**Short problem**
From the listing below, extract each entry exactly as written, minus the images.

**Task inputs**
.....

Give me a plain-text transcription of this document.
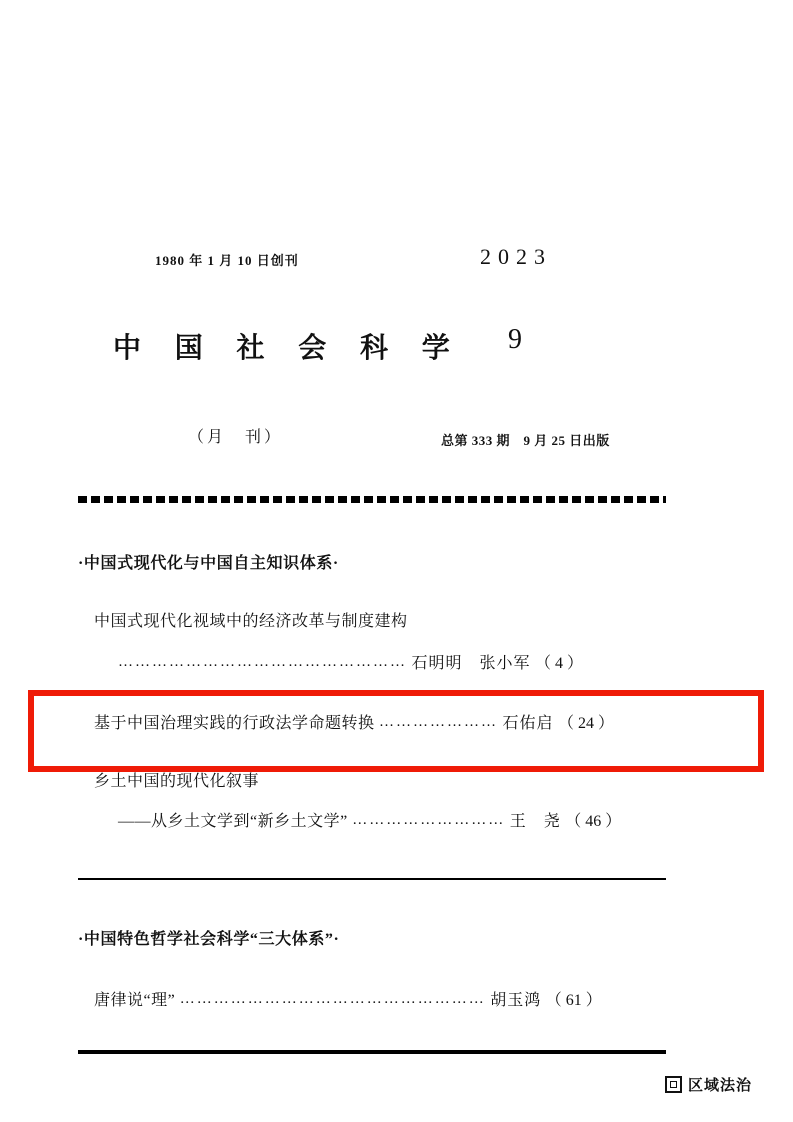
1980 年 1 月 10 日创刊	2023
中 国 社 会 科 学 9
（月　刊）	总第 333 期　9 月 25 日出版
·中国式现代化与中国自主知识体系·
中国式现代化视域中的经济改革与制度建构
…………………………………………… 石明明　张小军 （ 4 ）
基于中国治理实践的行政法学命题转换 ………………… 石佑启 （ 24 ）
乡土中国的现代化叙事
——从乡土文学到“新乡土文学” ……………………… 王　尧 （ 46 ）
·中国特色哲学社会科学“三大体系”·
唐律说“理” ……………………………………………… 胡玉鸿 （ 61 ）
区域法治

.....

**Exercise solution**
Give me a plain-text transcription of this document.
1980 年 1 月 10 日创刊	2023
中 国 社 会 科 学 9
（月　刊）	总第 333 期　9 月 25 日出版
·中国式现代化与中国自主知识体系·
中国式现代化视域中的经济改革与制度建构
…………………………………………… 石明明　张小军 （ 4 ）
基于中国治理实践的行政法学命题转换 ………………… 石佑启 （ 24 ）
乡土中国的现代化叙事
——从乡土文学到“新乡土文学” ……………………… 王　尧 （ 46 ）
·中国特色哲学社会科学“三大体系”·
唐律说“理” ……………………………………………… 胡玉鸿 （ 61 ）
区域法治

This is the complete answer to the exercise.